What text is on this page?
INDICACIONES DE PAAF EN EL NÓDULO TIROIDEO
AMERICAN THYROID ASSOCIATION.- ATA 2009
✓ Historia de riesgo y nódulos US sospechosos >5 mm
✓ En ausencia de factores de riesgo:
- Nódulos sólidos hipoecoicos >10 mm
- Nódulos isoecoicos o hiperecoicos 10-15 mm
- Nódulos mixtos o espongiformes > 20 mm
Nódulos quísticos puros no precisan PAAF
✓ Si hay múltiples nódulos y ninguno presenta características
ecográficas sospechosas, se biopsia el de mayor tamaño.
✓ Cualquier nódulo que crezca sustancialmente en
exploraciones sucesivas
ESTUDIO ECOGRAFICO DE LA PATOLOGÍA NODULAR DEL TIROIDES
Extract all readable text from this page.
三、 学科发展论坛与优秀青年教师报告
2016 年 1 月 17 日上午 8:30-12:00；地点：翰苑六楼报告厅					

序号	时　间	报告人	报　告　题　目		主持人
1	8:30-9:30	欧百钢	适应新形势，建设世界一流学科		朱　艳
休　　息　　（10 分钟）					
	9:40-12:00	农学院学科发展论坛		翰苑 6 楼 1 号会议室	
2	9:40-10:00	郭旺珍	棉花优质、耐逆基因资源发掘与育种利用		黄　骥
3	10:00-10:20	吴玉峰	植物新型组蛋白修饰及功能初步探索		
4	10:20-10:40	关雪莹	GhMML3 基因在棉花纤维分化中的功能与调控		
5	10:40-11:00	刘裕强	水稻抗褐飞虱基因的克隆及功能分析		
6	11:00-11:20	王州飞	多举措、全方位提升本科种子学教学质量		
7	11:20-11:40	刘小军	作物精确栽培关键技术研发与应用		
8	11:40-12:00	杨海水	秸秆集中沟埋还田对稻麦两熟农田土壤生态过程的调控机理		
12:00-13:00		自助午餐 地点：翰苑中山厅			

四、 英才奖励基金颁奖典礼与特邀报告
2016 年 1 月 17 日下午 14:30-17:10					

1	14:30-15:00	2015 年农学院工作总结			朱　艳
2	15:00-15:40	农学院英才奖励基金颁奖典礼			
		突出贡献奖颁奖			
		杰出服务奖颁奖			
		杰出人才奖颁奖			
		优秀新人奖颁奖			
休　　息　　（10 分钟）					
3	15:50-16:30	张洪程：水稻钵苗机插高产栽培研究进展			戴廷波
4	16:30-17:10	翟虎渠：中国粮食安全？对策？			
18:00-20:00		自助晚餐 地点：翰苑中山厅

EXERCISE INSTRUCTIONS —
Set down, word for word, every line from the line that holds "Extract all readable text from this page." to the end of the entries above, including both ends.

FINISHED EXERCISE —
Extract all readable text from this page.
三、 学科发展论坛与优秀青年教师报告
2016 年 1 月 17 日上午 8:30-12:00；地点：翰苑六楼报告厅					

序号	时　间	报告人	报　告　题　目		主持人
1	8:30-9:30	欧百钢	适应新形势，建设世界一流学科		朱　艳
休　　息　　（10 分钟）					
	9:40-12:00	农学院学科发展论坛		翰苑 6 楼 1 号会议室	
2	9:40-10:00	郭旺珍	棉花优质、耐逆基因资源发掘与育种利用		黄　骥
3	10:00-10:20	吴玉峰	植物新型组蛋白修饰及功能初步探索		
4	10:20-10:40	关雪莹	GhMML3 基因在棉花纤维分化中的功能与调控		
5	10:40-11:00	刘裕强	水稻抗褐飞虱基因的克隆及功能分析		
6	11:00-11:20	王州飞	多举措、全方位提升本科种子学教学质量		
7	11:20-11:40	刘小军	作物精确栽培关键技术研发与应用		
8	11:40-12:00	杨海水	秸秆集中沟埋还田对稻麦两熟农田土壤生态过程的调控机理		
12:00-13:00		自助午餐 地点：翰苑中山厅			

四、 英才奖励基金颁奖典礼与特邀报告
2016 年 1 月 17 日下午 14:30-17:10					

1	14:30-15:00	2015 年农学院工作总结			朱　艳
2	15:00-15:40	农学院英才奖励基金颁奖典礼			
		突出贡献奖颁奖			
		杰出服务奖颁奖			
		杰出人才奖颁奖			
		优秀新人奖颁奖			
休　　息　　（10 分钟）					
3	15:50-16:30	张洪程：水稻钵苗机插高产栽培研究进展			戴廷波
4	16:30-17:10	翟虎渠：中国粮食安全？对策？			
18:00-20:00		自助晚餐 地点：翰苑中山厅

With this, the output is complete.